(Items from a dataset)
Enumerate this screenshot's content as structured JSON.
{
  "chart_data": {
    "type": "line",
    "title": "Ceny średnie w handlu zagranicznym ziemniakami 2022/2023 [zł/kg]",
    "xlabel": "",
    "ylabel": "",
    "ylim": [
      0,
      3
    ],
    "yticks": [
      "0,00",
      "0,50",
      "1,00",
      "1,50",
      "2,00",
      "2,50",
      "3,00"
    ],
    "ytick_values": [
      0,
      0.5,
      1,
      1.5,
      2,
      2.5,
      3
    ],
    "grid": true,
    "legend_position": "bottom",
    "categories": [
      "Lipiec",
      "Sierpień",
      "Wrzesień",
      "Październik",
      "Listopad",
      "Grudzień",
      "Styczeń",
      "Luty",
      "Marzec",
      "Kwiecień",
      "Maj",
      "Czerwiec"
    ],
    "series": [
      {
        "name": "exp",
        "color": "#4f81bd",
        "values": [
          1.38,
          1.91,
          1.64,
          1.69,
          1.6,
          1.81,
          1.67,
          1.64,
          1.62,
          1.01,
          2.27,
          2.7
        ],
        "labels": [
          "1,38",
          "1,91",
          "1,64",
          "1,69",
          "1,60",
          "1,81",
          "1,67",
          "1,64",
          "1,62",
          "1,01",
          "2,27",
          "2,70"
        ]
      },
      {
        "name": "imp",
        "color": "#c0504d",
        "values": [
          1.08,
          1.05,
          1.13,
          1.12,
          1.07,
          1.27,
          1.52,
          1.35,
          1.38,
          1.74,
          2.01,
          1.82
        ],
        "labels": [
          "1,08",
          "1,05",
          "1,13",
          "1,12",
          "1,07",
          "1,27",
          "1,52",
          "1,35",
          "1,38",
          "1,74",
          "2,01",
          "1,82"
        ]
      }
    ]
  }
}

#### Problem details
Output all preceding records character for character.

#### Exercise answer
Enumerate this screenshot's content as structured JSON.
{
  "chart_data": {
    "type": "line",
    "title": "Ceny średnie w handlu zagranicznym ziemniakami 2022/2023 [zł/kg]",
    "xlabel": "",
    "ylabel": "",
    "ylim": [
      0,
      3
    ],
    "yticks": [
      "0,00",
      "0,50",
      "1,00",
      "1,50",
      "2,00",
      "2,50",
      "3,00"
    ],
    "ytick_values": [
      0,
      0.5,
      1,
      1.5,
      2,
      2.5,
      3
    ],
    "grid": true,
    "legend_position": "bottom",
    "categories": [
      "Lipiec",
      "Sierpień",
      "Wrzesień",
      "Październik",
      "Listopad",
      "Grudzień",
      "Styczeń",
      "Luty",
      "Marzec",
      "Kwiecień",
      "Maj",
      "Czerwiec"
    ],
    "series": [
      {
        "name": "exp",
        "color": "#4f81bd",
        "values": [
          1.38,
          1.91,
          1.64,
          1.69,
          1.6,
          1.81,
          1.67,
          1.64,
          1.62,
          1.01,
          2.27,
          2.7
        ],
        "labels": [
          "1,38",
          "1,91",
          "1,64",
          "1,69",
          "1,60",
          "1,81",
          "1,67",
          "1,64",
          "1,62",
          "1,01",
          "2,27",
          "2,70"
        ]
      },
      {
        "name": "imp",
        "color": "#c0504d",
        "values": [
          1.08,
          1.05,
          1.13,
          1.12,
          1.07,
          1.27,
          1.52,
          1.35,
          1.38,
          1.74,
          2.01,
          1.82
        ],
        "labels": [
          "1,08",
          "1,05",
          "1,13",
          "1,12",
          "1,07",
          "1,27",
          "1,52",
          "1,35",
          "1,38",
          "1,74",
          "2,01",
          "1,82"
        ]
      }
    ]
  }
}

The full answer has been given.